Below are the records; copy each line in them that holds the word "into".

------ Dataset content

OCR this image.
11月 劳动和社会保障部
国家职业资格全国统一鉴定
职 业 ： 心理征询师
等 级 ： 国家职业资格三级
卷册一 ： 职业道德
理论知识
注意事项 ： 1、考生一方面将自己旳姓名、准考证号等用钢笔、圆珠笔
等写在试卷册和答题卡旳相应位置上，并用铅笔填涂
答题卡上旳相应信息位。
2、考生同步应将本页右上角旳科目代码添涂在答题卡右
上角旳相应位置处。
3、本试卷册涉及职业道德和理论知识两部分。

------------
------ Dataset content

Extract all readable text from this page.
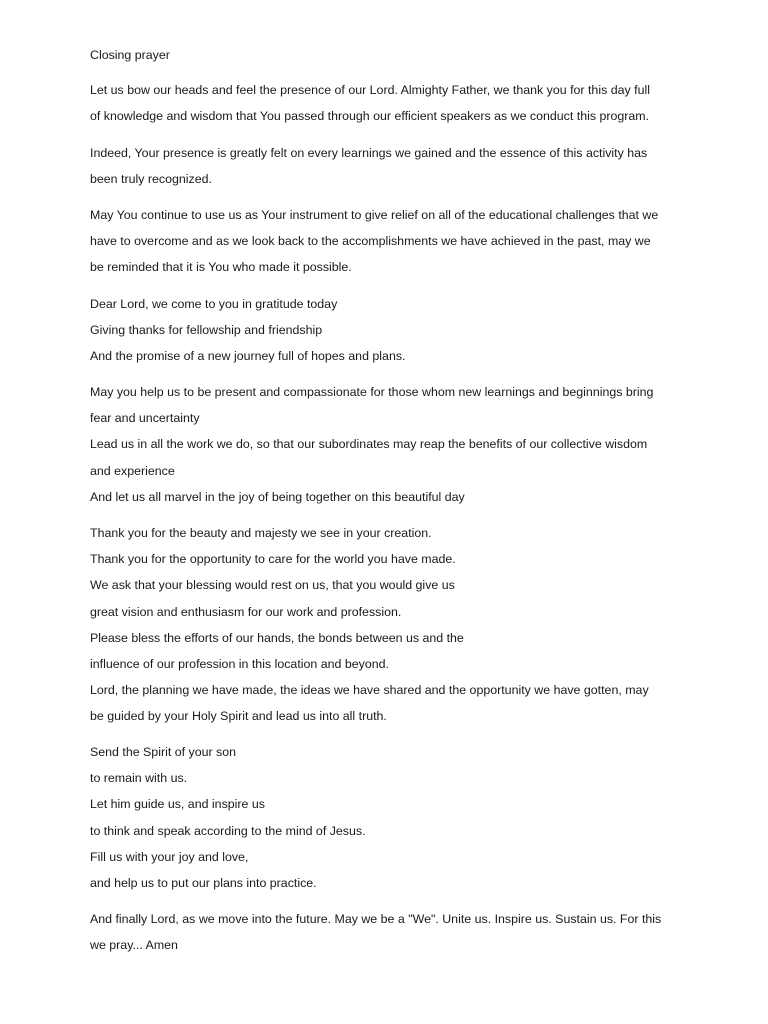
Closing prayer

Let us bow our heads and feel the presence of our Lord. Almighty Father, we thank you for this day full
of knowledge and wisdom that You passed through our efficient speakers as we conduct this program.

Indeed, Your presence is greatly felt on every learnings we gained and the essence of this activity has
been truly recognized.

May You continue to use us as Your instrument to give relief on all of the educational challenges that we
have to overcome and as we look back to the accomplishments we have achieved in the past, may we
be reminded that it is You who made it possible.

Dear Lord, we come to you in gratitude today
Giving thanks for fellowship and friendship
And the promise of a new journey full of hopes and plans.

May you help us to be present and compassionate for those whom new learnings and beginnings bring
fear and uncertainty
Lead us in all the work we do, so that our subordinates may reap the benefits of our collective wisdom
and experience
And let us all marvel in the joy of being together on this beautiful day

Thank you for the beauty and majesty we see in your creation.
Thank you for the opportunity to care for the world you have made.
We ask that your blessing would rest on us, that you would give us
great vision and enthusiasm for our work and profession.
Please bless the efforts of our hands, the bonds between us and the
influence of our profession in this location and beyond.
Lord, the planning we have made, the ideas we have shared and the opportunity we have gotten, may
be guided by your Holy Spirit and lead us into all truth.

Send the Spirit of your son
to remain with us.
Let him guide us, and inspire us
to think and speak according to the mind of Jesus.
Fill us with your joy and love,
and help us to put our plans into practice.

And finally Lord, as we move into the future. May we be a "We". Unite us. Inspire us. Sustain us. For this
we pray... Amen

------------
------ Dataset content

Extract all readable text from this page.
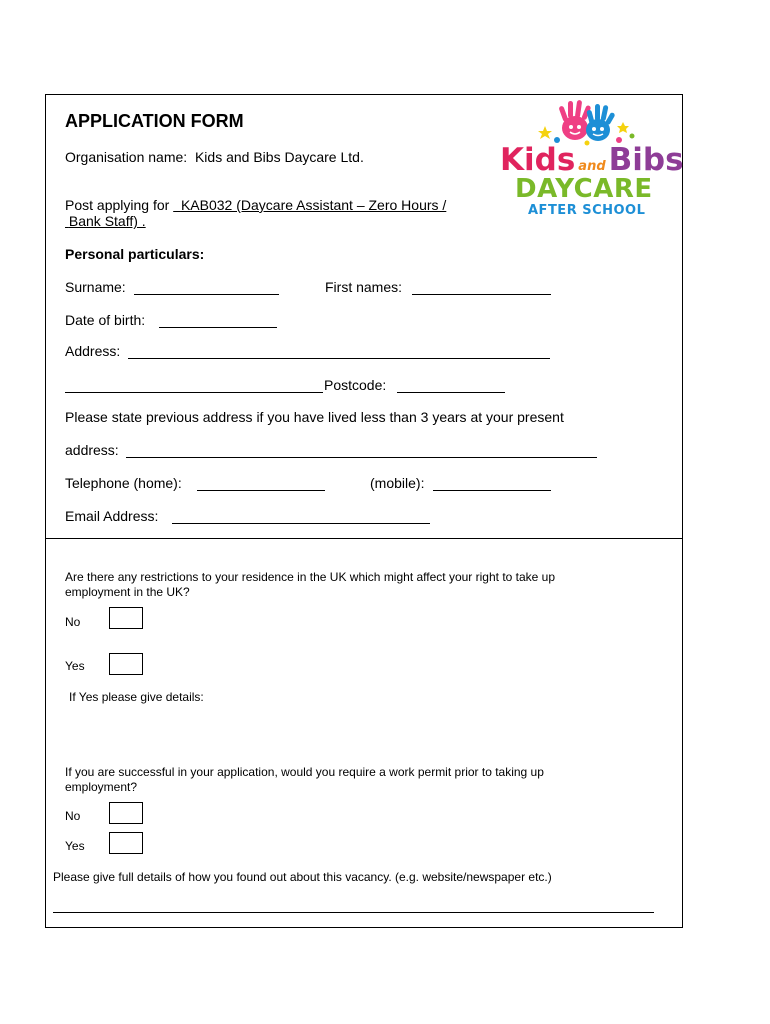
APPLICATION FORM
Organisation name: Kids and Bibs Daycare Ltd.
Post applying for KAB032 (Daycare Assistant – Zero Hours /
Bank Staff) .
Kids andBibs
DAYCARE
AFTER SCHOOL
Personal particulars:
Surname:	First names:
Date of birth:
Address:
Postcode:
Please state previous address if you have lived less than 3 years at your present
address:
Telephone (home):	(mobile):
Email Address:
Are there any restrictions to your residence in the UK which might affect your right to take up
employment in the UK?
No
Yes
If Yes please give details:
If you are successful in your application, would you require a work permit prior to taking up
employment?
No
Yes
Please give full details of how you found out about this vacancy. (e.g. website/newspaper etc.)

------------

**Solution for this task**
be guided by your Holy Spirit and lead us into all truth.
and help us to put our plans into practice.
And finally Lord, as we move into the future. May we be a "We". Unite us. Inspire us. Sustain us. For this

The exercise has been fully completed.